→ Set exercise: Filter for the word "REAL" and keep each matching line.
--- BEGIN ---
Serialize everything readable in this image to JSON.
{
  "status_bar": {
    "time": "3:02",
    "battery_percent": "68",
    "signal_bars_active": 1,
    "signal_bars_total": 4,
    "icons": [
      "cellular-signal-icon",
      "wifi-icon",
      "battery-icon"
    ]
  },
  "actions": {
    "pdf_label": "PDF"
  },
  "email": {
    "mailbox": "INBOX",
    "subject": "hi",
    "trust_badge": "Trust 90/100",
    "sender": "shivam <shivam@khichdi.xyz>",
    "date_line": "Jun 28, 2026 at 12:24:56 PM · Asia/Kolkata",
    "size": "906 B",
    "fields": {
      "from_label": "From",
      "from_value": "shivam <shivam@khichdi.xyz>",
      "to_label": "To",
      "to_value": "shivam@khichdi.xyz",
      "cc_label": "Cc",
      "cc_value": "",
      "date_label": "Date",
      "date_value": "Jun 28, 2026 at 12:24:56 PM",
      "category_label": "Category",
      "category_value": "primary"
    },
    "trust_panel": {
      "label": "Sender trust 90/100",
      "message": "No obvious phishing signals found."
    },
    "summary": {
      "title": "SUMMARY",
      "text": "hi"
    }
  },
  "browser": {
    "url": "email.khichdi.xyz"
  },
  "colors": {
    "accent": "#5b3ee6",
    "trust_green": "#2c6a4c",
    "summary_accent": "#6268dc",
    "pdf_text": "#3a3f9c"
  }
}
--- END ---
--- BEGIN ---
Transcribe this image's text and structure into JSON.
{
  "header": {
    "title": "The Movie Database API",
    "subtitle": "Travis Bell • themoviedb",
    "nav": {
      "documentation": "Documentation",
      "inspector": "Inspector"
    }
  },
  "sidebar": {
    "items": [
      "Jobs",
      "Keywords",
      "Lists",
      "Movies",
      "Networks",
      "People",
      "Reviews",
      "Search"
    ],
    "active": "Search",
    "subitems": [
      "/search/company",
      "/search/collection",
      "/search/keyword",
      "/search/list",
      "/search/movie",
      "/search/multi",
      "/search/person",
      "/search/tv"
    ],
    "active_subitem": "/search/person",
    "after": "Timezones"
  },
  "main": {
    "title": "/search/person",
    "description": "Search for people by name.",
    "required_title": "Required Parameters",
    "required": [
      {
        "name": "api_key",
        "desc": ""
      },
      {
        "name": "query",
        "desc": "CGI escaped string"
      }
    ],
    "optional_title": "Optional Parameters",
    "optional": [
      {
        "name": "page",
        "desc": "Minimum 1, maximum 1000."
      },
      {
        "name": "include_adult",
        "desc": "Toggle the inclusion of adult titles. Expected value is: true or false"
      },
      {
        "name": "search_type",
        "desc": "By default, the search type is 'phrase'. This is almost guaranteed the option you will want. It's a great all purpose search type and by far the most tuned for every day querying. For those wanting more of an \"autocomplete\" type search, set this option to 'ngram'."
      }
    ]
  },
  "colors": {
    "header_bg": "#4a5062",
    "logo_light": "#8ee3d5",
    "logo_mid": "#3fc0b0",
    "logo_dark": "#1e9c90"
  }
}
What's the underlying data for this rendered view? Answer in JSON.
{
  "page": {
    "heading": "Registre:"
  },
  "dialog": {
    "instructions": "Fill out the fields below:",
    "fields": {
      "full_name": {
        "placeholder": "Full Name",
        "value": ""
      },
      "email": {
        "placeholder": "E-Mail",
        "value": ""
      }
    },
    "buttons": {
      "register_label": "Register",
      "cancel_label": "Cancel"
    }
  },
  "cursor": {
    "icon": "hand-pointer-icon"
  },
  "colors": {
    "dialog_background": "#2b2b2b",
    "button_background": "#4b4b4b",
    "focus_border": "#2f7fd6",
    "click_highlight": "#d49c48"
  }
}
--- END ---
--- BEGIN ---
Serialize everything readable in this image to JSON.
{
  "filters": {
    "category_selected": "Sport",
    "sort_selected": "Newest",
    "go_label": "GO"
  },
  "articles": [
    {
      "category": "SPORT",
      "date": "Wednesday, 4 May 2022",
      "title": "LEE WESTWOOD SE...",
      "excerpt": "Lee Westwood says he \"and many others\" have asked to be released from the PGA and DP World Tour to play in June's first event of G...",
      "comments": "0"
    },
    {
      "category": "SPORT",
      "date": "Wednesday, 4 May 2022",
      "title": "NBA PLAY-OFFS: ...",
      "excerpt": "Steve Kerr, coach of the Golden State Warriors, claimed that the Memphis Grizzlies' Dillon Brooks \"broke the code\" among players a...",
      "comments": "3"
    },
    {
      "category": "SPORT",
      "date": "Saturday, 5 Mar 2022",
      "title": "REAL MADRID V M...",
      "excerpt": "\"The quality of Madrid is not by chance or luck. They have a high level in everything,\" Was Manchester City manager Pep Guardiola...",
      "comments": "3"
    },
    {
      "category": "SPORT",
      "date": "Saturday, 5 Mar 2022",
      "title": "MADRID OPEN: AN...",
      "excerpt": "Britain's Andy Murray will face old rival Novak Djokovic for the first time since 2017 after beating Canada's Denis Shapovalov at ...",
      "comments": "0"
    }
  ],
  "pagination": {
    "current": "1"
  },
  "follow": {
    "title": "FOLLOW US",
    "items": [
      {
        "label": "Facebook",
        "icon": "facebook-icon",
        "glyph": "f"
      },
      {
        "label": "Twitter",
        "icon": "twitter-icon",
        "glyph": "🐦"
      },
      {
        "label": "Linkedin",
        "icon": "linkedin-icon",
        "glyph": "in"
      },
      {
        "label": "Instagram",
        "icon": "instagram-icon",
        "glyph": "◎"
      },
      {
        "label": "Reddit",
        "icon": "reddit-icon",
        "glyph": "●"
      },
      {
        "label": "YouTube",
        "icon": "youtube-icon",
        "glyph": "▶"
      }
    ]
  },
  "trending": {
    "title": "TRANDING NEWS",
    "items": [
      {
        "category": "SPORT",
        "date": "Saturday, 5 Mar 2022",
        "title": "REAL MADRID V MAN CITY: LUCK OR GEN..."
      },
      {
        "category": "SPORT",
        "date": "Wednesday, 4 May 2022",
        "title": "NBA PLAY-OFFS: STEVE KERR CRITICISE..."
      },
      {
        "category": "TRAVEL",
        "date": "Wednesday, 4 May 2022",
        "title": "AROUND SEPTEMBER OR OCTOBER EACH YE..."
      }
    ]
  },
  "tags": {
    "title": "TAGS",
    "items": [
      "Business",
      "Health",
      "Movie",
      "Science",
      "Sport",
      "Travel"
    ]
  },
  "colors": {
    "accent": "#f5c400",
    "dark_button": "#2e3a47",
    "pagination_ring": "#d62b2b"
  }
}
--- END ---
→ Response to the task:
      "title": "REAL MADRID V M...",
        "title": "REAL MADRID V MAN CITY: LUCK OR GEN..."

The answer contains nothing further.